▶ _Texte source_

Outre ce besoin d’espace, la périurbanisation est également liée aux travaux d’Haussmann, qui a grandement transformé les rues et l’esthétique de Paris, et dont la volonté est d’expulser l’industrie de ses murs, qu’il réserve à sa politique de prestige (Fourcaut, 2002).
Enfin, une troisième circonstance a poussé l’industrie hors de Paris, à savoir les lois sur les établissements insalubres ou classés qui sont apparues entre 1806 et 1815, peu avant le grand développement de l’industrialisation en France. L’objectif de ces décrets : limiter l’installation d’établissements répandant « une odeur insalubre ou incommode »1 dans les zones urbaines denses. Les établissements mentionnés étaient principalement industriels, en particulier issus de l’industrie chimique (Fourcaut, 2002).
Les vastes plaines encore disponibles au nord de Paris ont donc constitué un territoire de choix pour l’essor de la périphérie industrielle. Outre l’espace disponible pour les usines, ces plaines présentent également un avantage majeur, celui de permettre la création aisée de nouveaux chemins de fer et canaux, indispensables au transport des différents matériaux de production et des produits ainsi créés.
Une grande partie de l’industrie parisienne, et notamment de l’industrie chimique dans un premier temps, vient s’installer sur les territoires du département de la Seine, mais hors de la « zone » qui possède alors une barrière d’octroi dont il faut s’acquitter sur les marchandises locales. Cet exode entraîne le développement de nombreuses villes, dont certaines atteignent des taux de croissance de près de 6 000 % à cette époque (Verges, 2007, p. 20). Cette exclusion des industries hors de Paris, combinée au développement massif de l’industrie en France, a créé un bouleversement urbain considérable dans les territoires concernés, notamment dans le département de la Seine-Saint-Denis.

▶ _Consigne 1_
Recopiez à l'identique les lignes des enregistrements, depuis la toute première jusqu'à celle qui contient « text-line: 3、建立健全重大标的业务和特殊风险业务的风险评估 [258, 801, 1074, 841] », cette dernière comprise.
Le texte sur l'industrie parisienne n'a aucun lien avec les enregistrements.

▶ _Enregistrements fournis_
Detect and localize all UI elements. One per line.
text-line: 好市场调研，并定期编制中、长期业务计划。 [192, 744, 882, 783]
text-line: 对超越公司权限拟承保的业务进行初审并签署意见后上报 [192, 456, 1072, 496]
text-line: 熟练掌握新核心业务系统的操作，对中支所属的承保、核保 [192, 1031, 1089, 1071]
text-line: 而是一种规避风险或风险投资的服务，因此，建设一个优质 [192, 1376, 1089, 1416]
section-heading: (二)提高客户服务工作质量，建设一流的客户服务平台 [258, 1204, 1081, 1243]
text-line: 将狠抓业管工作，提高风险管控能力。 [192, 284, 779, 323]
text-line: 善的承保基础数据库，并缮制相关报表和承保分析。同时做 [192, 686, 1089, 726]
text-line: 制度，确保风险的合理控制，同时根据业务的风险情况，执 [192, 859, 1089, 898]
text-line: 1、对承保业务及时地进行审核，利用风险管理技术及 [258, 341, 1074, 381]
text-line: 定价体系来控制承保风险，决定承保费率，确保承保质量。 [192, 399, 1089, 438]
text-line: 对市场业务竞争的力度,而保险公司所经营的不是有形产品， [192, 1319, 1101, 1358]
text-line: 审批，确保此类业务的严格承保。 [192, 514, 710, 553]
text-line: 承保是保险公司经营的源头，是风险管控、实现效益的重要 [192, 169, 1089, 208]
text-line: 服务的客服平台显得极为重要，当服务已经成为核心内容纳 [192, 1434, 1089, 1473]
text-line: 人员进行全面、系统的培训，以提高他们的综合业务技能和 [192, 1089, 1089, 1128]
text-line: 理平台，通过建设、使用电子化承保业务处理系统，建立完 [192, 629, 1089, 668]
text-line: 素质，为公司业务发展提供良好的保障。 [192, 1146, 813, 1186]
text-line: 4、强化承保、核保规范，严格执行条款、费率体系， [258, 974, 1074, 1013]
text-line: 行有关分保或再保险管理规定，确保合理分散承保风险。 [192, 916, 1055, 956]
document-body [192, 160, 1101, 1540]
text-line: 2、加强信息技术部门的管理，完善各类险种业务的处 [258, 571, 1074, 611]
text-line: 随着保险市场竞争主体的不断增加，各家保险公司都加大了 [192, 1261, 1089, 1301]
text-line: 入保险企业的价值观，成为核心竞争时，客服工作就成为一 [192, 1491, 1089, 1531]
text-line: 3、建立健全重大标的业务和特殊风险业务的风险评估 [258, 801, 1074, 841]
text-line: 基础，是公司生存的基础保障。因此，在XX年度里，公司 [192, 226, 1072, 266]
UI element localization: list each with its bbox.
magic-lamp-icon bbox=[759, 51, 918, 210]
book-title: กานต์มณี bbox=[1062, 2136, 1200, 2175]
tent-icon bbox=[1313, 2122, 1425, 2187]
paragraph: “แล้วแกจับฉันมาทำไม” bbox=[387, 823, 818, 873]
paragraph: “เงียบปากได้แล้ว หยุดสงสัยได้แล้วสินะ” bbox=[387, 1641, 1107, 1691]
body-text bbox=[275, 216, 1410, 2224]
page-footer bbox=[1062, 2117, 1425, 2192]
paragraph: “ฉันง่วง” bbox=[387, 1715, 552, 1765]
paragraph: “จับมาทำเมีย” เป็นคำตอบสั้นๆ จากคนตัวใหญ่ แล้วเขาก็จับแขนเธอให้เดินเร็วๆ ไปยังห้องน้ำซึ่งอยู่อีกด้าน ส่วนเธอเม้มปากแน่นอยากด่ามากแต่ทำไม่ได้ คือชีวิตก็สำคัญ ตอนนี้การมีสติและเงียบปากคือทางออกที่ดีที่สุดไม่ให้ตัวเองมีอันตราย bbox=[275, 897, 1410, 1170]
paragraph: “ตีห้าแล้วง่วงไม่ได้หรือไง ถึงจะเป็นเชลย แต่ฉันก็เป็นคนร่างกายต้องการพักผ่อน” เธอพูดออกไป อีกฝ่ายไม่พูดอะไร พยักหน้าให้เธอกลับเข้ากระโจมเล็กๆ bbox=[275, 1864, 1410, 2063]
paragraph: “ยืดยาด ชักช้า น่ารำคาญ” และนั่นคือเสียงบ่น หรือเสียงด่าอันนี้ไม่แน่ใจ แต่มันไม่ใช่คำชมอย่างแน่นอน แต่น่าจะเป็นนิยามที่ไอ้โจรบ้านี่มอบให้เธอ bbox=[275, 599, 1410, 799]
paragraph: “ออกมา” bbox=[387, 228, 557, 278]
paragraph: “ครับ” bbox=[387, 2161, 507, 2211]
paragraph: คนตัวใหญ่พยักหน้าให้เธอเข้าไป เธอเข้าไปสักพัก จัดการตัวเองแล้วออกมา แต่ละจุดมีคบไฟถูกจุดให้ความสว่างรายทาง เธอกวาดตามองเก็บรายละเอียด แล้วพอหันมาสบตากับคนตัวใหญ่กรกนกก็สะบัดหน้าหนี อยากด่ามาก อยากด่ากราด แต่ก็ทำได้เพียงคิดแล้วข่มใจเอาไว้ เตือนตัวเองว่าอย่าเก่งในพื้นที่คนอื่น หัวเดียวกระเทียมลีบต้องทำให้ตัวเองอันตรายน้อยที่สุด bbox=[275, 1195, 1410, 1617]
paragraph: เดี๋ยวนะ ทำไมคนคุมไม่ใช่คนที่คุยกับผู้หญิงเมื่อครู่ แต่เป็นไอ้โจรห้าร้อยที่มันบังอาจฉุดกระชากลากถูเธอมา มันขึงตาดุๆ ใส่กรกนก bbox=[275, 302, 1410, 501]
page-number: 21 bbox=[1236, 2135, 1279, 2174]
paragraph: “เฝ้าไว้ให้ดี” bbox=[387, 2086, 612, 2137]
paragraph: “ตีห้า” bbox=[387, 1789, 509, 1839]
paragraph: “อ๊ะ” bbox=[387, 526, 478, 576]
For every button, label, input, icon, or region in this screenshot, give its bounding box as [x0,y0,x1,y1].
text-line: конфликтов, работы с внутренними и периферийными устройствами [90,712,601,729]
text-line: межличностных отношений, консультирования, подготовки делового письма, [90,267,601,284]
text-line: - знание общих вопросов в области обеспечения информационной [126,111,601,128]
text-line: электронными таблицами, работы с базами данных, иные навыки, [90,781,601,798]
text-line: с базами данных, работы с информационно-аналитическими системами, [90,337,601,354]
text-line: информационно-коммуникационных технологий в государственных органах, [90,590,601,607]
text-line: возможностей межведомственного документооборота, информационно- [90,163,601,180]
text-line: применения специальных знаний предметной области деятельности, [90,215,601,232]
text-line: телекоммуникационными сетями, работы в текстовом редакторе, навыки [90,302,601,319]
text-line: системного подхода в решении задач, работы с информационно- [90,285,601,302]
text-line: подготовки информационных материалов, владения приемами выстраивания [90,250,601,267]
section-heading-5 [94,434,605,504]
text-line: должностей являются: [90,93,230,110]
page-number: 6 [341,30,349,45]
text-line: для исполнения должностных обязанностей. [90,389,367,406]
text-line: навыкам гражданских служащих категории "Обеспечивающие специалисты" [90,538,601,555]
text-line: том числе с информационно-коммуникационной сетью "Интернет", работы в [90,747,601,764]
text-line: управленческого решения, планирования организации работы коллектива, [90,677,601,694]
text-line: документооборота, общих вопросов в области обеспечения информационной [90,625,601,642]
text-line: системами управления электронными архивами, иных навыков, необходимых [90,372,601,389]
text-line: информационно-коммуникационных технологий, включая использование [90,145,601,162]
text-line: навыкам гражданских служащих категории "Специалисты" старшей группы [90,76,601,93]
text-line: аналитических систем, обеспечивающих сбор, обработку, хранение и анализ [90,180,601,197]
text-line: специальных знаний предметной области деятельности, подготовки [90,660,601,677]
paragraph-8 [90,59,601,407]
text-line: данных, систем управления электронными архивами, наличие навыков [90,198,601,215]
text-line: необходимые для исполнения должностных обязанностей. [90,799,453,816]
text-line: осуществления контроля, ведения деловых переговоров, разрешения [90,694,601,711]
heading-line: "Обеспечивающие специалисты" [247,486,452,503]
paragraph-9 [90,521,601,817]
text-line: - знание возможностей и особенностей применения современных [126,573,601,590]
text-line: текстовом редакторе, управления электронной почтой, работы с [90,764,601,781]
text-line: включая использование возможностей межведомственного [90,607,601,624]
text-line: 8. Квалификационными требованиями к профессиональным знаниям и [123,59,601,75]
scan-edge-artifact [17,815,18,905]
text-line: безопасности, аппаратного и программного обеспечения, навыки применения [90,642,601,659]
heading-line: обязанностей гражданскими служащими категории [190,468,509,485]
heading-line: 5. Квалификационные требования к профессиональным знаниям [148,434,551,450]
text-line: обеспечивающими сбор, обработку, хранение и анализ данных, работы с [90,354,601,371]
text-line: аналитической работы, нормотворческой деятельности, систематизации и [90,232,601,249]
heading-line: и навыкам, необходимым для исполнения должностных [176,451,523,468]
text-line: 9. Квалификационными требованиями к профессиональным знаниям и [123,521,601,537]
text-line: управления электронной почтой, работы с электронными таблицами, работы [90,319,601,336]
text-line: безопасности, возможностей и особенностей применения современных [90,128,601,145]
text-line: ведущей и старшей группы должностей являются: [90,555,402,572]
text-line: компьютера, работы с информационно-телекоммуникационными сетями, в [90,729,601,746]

▶ _Consigne 2_
Reprenez, s'il vous plaît, le texte sur l'industrie parisienne là où il s'arrête et poursuivez-le.

▶ _Réponse attendue 1_
Detect and localize all UI elements. One per line.
text-line: 好市场调研，并定期编制中、长期业务计划。 [192, 744, 882, 783]
text-line: 对超越公司权限拟承保的业务进行初审并签署意见后上报 [192, 456, 1072, 496]
text-line: 熟练掌握新核心业务系统的操作，对中支所属的承保、核保 [192, 1031, 1089, 1071]
text-line: 而是一种规避风险或风险投资的服务，因此，建设一个优质 [192, 1376, 1089, 1416]
section-heading: (二)提高客户服务工作质量，建设一流的客户服务平台 [258, 1204, 1081, 1243]
text-line: 将狠抓业管工作，提高风险管控能力。 [192, 284, 779, 323]
text-line: 善的承保基础数据库，并缮制相关报表和承保分析。同时做 [192, 686, 1089, 726]
text-line: 制度，确保风险的合理控制，同时根据业务的风险情况，执 [192, 859, 1089, 898]
text-line: 1、对承保业务及时地进行审核，利用风险管理技术及 [258, 341, 1074, 381]
text-line: 定价体系来控制承保风险，决定承保费率，确保承保质量。 [192, 399, 1089, 438]
text-line: 对市场业务竞争的力度,而保险公司所经营的不是有形产品， [192, 1319, 1101, 1358]
text-line: 审批，确保此类业务的严格承保。 [192, 514, 710, 553]
text-line: 承保是保险公司经营的源头，是风险管控、实现效益的重要 [192, 169, 1089, 208]
text-line: 服务的客服平台显得极为重要，当服务已经成为核心内容纳 [192, 1434, 1089, 1473]
text-line: 人员进行全面、系统的培训，以提高他们的综合业务技能和 [192, 1089, 1089, 1128]
text-line: 理平台，通过建设、使用电子化承保业务处理系统，建立完 [192, 629, 1089, 668]
text-line: 素质，为公司业务发展提供良好的保障。 [192, 1146, 813, 1186]
text-line: 4、强化承保、核保规范，严格执行条款、费率体系， [258, 974, 1074, 1013]
text-line: 行有关分保或再保险管理规定，确保合理分散承保风险。 [192, 916, 1055, 956]
document-body [192, 160, 1101, 1540]
text-line: 2、加强信息技术部门的管理，完善各类险种业务的处 [258, 571, 1074, 611]
text-line: 随着保险市场竞争主体的不断增加，各家保险公司都加大了 [192, 1261, 1089, 1301]
text-line: 入保险企业的价值观，成为核心竞争时，客服工作就成为一 [192, 1491, 1089, 1531]
text-line: 3、建立健全重大标的业务和特殊风险业务的风险评估 [258, 801, 1074, 841]

▶ _Réponse attendue 2_
Le besoin en logements
Les délocalisations successives des anciennes usines ainsi que l’implantation de nouvelles industries en quête de terrains créent un nouveau besoin en logements ouvriers pour la main d’œuvre venue s’installer massivement dans les territoires limitrophes de Paris. C’est la première crise du logement en banlieue.
Comme indiqué précédemment, la banlieue nord de Paris est à cette époque principalement rurale et se compose uniquement de villes de la taille de petits bourgs (Verges, 2007, p. 23). Au début du xixe siècle, les territoires du nord (arrondissement de Saint-Denis) comptent près de 60 000 personnes pour un total de 31 communes, alors que Paris, qui représente une seule commune, est alors peuplée de près de 2 millions d’individus. On constate donc l’écart particulièrement important entre l’aire urbaine de Paris et l’aire rurale des plaines du nord, pourtant proches l’une de l’autre (Pousseur, s. d.).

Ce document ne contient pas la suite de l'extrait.